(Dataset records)

"""

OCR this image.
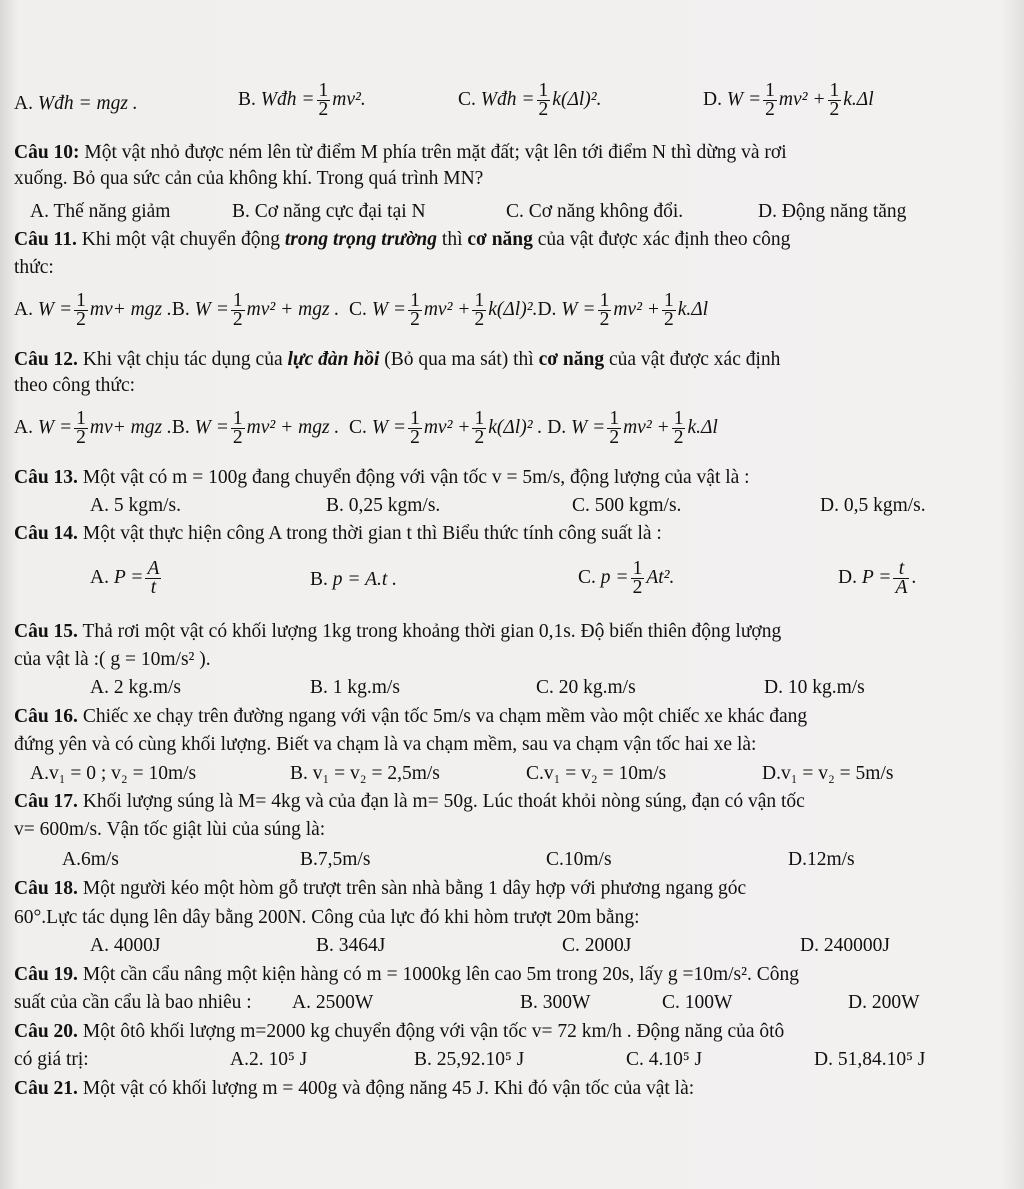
A. Wđh = mgz .	B. Wđh = $\frac{1}{2} mv^2$.	C. Wđh = $\frac{1}{2} k(\Delta l)^2$.	D. $W = \frac{1}{2} mv^2 + \frac{1}{2} k.\Delta l$
Câu 10: Một vật nhỏ được ném lên từ điểm M phía trên mặt đất; vật lên tới điểm N thì dừng và rơi
xuống. Bỏ qua sức cản của không khí. Trong quá trình MN?
A. Thế năng giảm	B. Cơ năng cực đại tại N	C. Cơ năng không đổi.	D. Động năng tăng
Câu 11. Khi một vật chuyển động trong trọng trường thì cơ năng của vật được xác định theo công
thức:
A. $W = \frac{1}{2} mv+$ mgz .B. $W = \frac{1}{2} mv^2$ + mgz . C. $W = \frac{1}{2} mv^2 + \frac{1}{2} k(\Delta l)^2.D$. $W = \frac{1}{2} mv^2 + \frac{1}{2} k.\Delta l$
Câu 12. Khi vật chịu tác dụng của lực đàn hồi (Bỏ qua ma sát) thì cơ năng của vật được xác định
theo công thức:
A. $W = \frac{1}{2} mv+$ mgz .B. $W = \frac{1}{2} mv^2$ + mgz . C. $W = \frac{1}{2} mv^2 + \frac{1}{2} k(\Delta l)^2$ . D. $W = \frac{1}{2} mv^2 + \frac{1}{2} k.\Delta l$
Câu 13. Một vật có m = 100g đang chuyển động với vận tốc v = 5m/s, động lượng của vật là :
A. 5 kgm/s.	B. 0,25 kgm/s.	C. 500 kgm/s.	D. 0,5 kgm/s.
Câu 14. Một vật thực hiện công A trong thời gian t thì Biểu thức tính công suất là :
A. $P = \frac{A}{t}$	B. p = A.t .	C. $p = \frac{1}{2} At^2$.	D. $P = \frac{t}{A}$ .
Câu 15. Thả rơi một vật có khối lượng 1kg trong khoảng thời gian 0,1s. Độ biến thiên động lượng
của vật là :( g = 10m/s² ).
A. 2 kg.m/s	B. 1 kg.m/s	C. 20 kg.m/s	D. 10 kg.m/s
Câu 16. Chiếc xe chạy trên đường ngang với vận tốc 5m/s va chạm mềm vào một chiếc xe khác đang
đứng yên và có cùng khối lượng. Biết va chạm là va chạm mềm, sau va chạm vận tốc hai xe là:
A.v₁ = 0 ; v₂ = 10m/s	B. v₁ = v₂ = 2,5m/s	C.v₁ = v₂ = 10m/s	D.v₁ = v₂ = 5m/s
Câu 17. Khối lượng súng là M= 4kg và của đạn là m= 50g. Lúc thoát khỏi nòng súng, đạn có vận tốc
v= 600m/s. Vận tốc giật lùi của súng là:
A.6m/s	B.7,5m/s	C.10m/s	D.12m/s
Câu 18. Một người kéo một hòm gỗ trượt trên sàn nhà bằng 1 dây hợp với phương ngang góc
60°.Lực tác dụng lên dây bằng 200N. Công của lực đó khi hòm trượt 20m bằng:
A. 4000J	B. 3464J	C. 2000J	D. 240000J
Câu 19. Một cần cẩu nâng một kiện hàng có m = 1000kg lên cao 5m trong 20s, lấy g =10m/s². Công
suất của cần cẩu là bao nhiêu : A. 2500W	B. 300W	C. 100W	D. 200W
Câu 20. Một ôtô khối lượng m=2000 kg chuyển động với vận tốc v= 72 km/h . Động năng của ôtô
có giá trị:	A.2. 10⁵ J	B. 25,92.10⁵ J	C. 4.10⁵ J	D. 51,84.10⁵ J
Câu 21. Một vật có khối lượng m = 400g và động năng 45 J. Khi đó vận tốc của vật là:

"""

## REQUIRED WORK
Find all lines where the word "định" appears. Copy them.

## SOLUTION TO THIS EXERCISE
Câu 11. Khi một vật chuyển động trong trọng trường thì cơ năng của vật được xác định theo công
Câu 12. Khi vật chịu tác dụng của lực đàn hồi (Bỏ qua ma sát) thì cơ năng của vật được xác định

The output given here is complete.